What to work on.
Set down every line of the listing below word for word, with nothing changed, added, or left out.

-- Data excerpts start --

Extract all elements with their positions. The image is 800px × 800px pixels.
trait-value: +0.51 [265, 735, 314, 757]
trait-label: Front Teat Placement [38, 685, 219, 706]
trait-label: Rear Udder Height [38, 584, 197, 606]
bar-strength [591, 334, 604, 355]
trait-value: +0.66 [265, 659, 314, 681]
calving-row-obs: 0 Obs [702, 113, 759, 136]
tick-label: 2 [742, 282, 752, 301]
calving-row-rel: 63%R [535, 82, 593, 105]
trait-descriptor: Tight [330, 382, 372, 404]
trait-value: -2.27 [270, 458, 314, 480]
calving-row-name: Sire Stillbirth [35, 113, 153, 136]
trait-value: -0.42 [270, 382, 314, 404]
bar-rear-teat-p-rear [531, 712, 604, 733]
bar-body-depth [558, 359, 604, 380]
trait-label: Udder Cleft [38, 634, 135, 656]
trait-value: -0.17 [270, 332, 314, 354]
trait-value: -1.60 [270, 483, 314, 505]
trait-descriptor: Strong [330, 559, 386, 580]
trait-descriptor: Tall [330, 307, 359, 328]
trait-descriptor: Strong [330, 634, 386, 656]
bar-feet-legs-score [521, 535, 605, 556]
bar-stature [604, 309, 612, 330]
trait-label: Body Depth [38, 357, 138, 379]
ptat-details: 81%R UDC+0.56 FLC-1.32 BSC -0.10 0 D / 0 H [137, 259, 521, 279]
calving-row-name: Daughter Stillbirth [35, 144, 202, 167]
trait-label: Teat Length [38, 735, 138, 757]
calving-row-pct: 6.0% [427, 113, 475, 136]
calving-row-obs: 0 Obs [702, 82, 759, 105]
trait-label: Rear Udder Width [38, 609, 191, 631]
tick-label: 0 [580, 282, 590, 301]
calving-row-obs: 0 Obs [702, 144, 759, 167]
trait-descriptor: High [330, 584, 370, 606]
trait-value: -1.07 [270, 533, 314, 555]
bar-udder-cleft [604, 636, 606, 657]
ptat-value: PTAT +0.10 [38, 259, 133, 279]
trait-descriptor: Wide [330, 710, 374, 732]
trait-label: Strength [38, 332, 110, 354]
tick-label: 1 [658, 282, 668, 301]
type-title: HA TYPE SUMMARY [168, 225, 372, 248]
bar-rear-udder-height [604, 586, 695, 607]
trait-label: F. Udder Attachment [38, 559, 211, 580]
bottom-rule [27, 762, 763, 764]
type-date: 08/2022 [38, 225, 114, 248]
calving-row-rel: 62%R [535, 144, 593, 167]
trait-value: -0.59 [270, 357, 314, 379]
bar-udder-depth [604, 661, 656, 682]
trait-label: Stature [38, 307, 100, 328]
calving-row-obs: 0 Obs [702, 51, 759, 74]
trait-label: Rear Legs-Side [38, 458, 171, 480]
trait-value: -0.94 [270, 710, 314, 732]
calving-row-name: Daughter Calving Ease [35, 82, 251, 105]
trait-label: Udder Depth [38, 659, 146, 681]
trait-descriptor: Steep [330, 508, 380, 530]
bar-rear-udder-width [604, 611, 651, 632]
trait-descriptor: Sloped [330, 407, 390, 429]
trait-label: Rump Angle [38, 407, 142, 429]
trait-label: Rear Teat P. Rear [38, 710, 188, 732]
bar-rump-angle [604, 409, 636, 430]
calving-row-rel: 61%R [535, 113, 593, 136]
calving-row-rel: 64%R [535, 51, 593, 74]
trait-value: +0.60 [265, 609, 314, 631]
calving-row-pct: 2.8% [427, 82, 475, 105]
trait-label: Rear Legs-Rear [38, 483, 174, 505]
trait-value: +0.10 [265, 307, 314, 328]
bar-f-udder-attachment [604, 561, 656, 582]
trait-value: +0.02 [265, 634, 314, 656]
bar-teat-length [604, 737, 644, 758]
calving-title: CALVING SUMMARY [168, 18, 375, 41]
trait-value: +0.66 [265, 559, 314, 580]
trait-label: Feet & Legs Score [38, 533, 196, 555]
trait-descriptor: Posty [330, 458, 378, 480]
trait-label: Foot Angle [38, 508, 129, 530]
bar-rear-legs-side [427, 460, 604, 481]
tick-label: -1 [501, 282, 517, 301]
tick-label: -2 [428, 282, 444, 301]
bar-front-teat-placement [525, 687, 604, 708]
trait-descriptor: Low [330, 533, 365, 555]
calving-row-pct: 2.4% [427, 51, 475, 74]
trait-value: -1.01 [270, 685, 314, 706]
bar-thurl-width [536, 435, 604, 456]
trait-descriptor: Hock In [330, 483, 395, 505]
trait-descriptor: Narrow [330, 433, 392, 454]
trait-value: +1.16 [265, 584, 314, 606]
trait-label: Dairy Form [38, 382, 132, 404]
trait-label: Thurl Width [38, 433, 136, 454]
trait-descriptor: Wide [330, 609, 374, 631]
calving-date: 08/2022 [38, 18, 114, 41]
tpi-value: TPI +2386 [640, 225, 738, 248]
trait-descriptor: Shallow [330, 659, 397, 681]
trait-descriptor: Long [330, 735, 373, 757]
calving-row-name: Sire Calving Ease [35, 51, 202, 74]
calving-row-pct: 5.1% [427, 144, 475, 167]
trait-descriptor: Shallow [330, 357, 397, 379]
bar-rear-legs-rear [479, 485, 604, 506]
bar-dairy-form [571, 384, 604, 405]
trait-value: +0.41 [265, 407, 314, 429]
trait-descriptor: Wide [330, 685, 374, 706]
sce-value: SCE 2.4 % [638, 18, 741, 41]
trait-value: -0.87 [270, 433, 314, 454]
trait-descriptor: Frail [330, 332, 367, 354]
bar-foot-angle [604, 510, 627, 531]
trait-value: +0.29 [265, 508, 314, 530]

-- Data excerpts end --

Output below.
Extract all elements with their positions. The image is 800px × 800px pixels.
trait-value: +0.51 [265, 735, 314, 757]
trait-label: Front Teat Placement [38, 685, 219, 706]
trait-label: Rear Udder Height [38, 584, 197, 606]
bar-strength [591, 334, 604, 355]
trait-value: +0.66 [265, 659, 314, 681]
calving-row-obs: 0 Obs [702, 113, 759, 136]
tick-label: 2 [742, 282, 752, 301]
calving-row-rel: 63%R [535, 82, 593, 105]
trait-descriptor: Tight [330, 382, 372, 404]
trait-value: -2.27 [270, 458, 314, 480]
calving-row-name: Sire Stillbirth [35, 113, 153, 136]
trait-value: -0.42 [270, 382, 314, 404]
bar-rear-teat-p-rear [531, 712, 604, 733]
bar-body-depth [558, 359, 604, 380]
trait-label: Udder Cleft [38, 634, 135, 656]
trait-value: -0.17 [270, 332, 314, 354]
trait-value: -1.60 [270, 483, 314, 505]
trait-descriptor: Strong [330, 559, 386, 580]
trait-descriptor: Tall [330, 307, 359, 328]
trait-descriptor: Strong [330, 634, 386, 656]
bar-feet-legs-score [521, 535, 605, 556]
bar-stature [604, 309, 612, 330]
trait-label: Body Depth [38, 357, 138, 379]
ptat-details: 81%R UDC+0.56 FLC-1.32 BSC -0.10 0 D / 0 H [137, 259, 521, 279]
calving-row-name: Daughter Stillbirth [35, 144, 202, 167]
trait-label: Teat Length [38, 735, 138, 757]
calving-row-pct: 6.0% [427, 113, 475, 136]
calving-row-obs: 0 Obs [702, 82, 759, 105]
trait-label: Rear Udder Width [38, 609, 191, 631]
tick-label: 0 [580, 282, 590, 301]
calving-row-obs: 0 Obs [702, 144, 759, 167]
trait-descriptor: High [330, 584, 370, 606]
trait-value: -1.07 [270, 533, 314, 555]
bar-udder-cleft [604, 636, 606, 657]
ptat-value: PTAT +0.10 [38, 259, 133, 279]
trait-descriptor: Wide [330, 710, 374, 732]
trait-label: Strength [38, 332, 110, 354]
tick-label: 1 [658, 282, 668, 301]
type-title: HA TYPE SUMMARY [168, 225, 372, 248]
bar-rear-udder-height [604, 586, 695, 607]
trait-label: F. Udder Attachment [38, 559, 211, 580]
bottom-rule [27, 762, 763, 764]
type-date: 08/2022 [38, 225, 114, 248]
calving-row-rel: 62%R [535, 144, 593, 167]
trait-value: -0.59 [270, 357, 314, 379]
bar-udder-depth [604, 661, 656, 682]
trait-label: Stature [38, 307, 100, 328]
calving-row-obs: 0 Obs [702, 51, 759, 74]
trait-label: Rear Legs-Side [38, 458, 171, 480]
trait-value: -0.94 [270, 710, 314, 732]
calving-row-name: Daughter Calving Ease [35, 82, 251, 105]
trait-label: Udder Depth [38, 659, 146, 681]
trait-descriptor: Steep [330, 508, 380, 530]
bar-rear-udder-width [604, 611, 651, 632]
trait-descriptor: Sloped [330, 407, 390, 429]
trait-label: Rump Angle [38, 407, 142, 429]
trait-label: Rear Teat P. Rear [38, 710, 188, 732]
bar-rump-angle [604, 409, 636, 430]
calving-row-rel: 61%R [535, 113, 593, 136]
calving-row-rel: 64%R [535, 51, 593, 74]
trait-value: +0.60 [265, 609, 314, 631]
calving-row-pct: 2.8% [427, 82, 475, 105]
trait-label: Rear Legs-Rear [38, 483, 174, 505]
trait-value: +0.10 [265, 307, 314, 328]
bar-f-udder-attachment [604, 561, 656, 582]
trait-value: +0.02 [265, 634, 314, 656]
bar-teat-length [604, 737, 644, 758]
calving-title: CALVING SUMMARY [168, 18, 375, 41]
trait-value: +0.66 [265, 559, 314, 580]
trait-label: Feet & Legs Score [38, 533, 196, 555]
trait-descriptor: Posty [330, 458, 378, 480]
trait-label: Foot Angle [38, 508, 129, 530]
bar-rear-legs-side [427, 460, 604, 481]
tick-label: -1 [501, 282, 517, 301]
tick-label: -2 [428, 282, 444, 301]
bar-front-teat-placement [525, 687, 604, 708]
trait-descriptor: Low [330, 533, 365, 555]
calving-row-pct: 2.4% [427, 51, 475, 74]
trait-value: -1.01 [270, 685, 314, 706]
bar-thurl-width [536, 435, 604, 456]
trait-descriptor: Hock In [330, 483, 395, 505]
trait-descriptor: Narrow [330, 433, 392, 454]
trait-value: +1.16 [265, 584, 314, 606]
trait-label: Dairy Form [38, 382, 132, 404]
trait-label: Thurl Width [38, 433, 136, 454]
trait-descriptor: Wide [330, 609, 374, 631]
calving-date: 08/2022 [38, 18, 114, 41]
tpi-value: TPI +2386 [640, 225, 738, 248]
trait-descriptor: Shallow [330, 659, 397, 681]
trait-descriptor: Long [330, 735, 373, 757]
calving-row-name: Sire Calving Ease [35, 51, 202, 74]
calving-row-pct: 5.1% [427, 144, 475, 167]
trait-descriptor: Shallow [330, 357, 397, 379]
bar-rear-legs-rear [479, 485, 604, 506]
bar-dairy-form [571, 384, 604, 405]
trait-value: +0.41 [265, 407, 314, 429]
trait-descriptor: Wide [330, 685, 374, 706]
sce-value: SCE 2.4 % [638, 18, 741, 41]
trait-value: -0.87 [270, 433, 314, 454]
trait-descriptor: Frail [330, 332, 367, 354]
bar-foot-angle [604, 510, 627, 531]
trait-value: +0.29 [265, 508, 314, 530]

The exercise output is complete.